The entries below should be transcribed in their entirety, exactly as written.

___ Supplied entries ___

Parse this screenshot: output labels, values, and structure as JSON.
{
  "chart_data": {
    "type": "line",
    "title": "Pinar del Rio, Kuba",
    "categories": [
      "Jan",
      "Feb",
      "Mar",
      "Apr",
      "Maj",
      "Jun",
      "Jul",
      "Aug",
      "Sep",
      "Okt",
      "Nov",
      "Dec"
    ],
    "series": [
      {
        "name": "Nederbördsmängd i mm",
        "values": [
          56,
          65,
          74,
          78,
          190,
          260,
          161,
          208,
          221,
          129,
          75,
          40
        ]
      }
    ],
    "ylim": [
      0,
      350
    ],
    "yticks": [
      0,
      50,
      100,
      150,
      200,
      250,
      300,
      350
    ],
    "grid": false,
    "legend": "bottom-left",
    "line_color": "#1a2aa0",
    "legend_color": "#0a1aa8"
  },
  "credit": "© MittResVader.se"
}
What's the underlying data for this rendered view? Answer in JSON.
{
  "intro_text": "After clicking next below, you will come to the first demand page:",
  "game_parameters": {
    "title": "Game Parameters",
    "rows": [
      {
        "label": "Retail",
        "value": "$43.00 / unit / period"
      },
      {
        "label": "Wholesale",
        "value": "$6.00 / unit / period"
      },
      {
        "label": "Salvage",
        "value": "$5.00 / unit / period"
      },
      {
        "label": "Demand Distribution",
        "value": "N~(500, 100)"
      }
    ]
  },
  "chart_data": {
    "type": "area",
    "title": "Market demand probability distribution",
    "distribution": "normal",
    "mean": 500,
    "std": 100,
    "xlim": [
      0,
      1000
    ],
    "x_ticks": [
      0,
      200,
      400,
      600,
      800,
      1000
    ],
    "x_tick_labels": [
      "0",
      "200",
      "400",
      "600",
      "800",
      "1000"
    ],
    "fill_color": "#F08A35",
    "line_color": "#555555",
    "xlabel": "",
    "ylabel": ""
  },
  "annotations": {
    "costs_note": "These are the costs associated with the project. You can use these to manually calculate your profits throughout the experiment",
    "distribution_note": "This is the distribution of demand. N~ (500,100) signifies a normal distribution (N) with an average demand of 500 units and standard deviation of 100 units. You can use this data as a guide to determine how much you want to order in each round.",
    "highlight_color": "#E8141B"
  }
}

___

• [The completed task]:
Parse this screenshot: output labels, values, and structure as JSON.
{
  "chart_data": {
    "type": "line",
    "title": "Pinar del Rio, Kuba",
    "categories": [
      "Jan",
      "Feb",
      "Mar",
      "Apr",
      "Maj",
      "Jun",
      "Jul",
      "Aug",
      "Sep",
      "Okt",
      "Nov",
      "Dec"
    ],
    "series": [
      {
        "name": "Nederbördsmängd i mm",
        "values": [
          56,
          65,
          74,
          78,
          190,
          260,
          161,
          208,
          221,
          129,
          75,
          40
        ]
      }
    ],
    "ylim": [
      0,
      350
    ],
    "yticks": [
      0,
      50,
      100,
      150,
      200,
      250,
      300,
      350
    ],
    "grid": false,
    "legend": "bottom-left",
    "line_color": "#1a2aa0",
    "legend_color": "#0a1aa8"
  },
  "credit": "© MittResVader.se"
}
What's the underlying data for this rendered view? Answer in JSON.
{
  "intro_text": "After clicking next below, you will come to the first demand page:",
  "game_parameters": {
    "title": "Game Parameters",
    "rows": [
      {
        "label": "Retail",
        "value": "$43.00 / unit / period"
      },
      {
        "label": "Wholesale",
        "value": "$6.00 / unit / period"
      },
      {
        "label": "Salvage",
        "value": "$5.00 / unit / period"
      },
      {
        "label": "Demand Distribution",
        "value": "N~(500, 100)"
      }
    ]
  },
  "chart_data": {
    "type": "area",
    "title": "Market demand probability distribution",
    "distribution": "normal",
    "mean": 500,
    "std": 100,
    "xlim": [
      0,
      1000
    ],
    "x_ticks": [
      0,
      200,
      400,
      600,
      800,
      1000
    ],
    "x_tick_labels": [
      "0",
      "200",
      "400",
      "600",
      "800",
      "1000"
    ],
    "fill_color": "#F08A35",
    "line_color": "#555555",
    "xlabel": "",
    "ylabel": ""
  },
  "annotations": {
    "costs_note": "These are the costs associated with the project. You can use these to manually calculate your profits throughout the experiment",
    "distribution_note": "This is the distribution of demand. N~ (500,100) signifies a normal distribution (N) with an average demand of 500 units and standard deviation of 100 units. You can use this data as a guide to determine how much you want to order in each round.",
    "highlight_color": "#E8141B"
  }
}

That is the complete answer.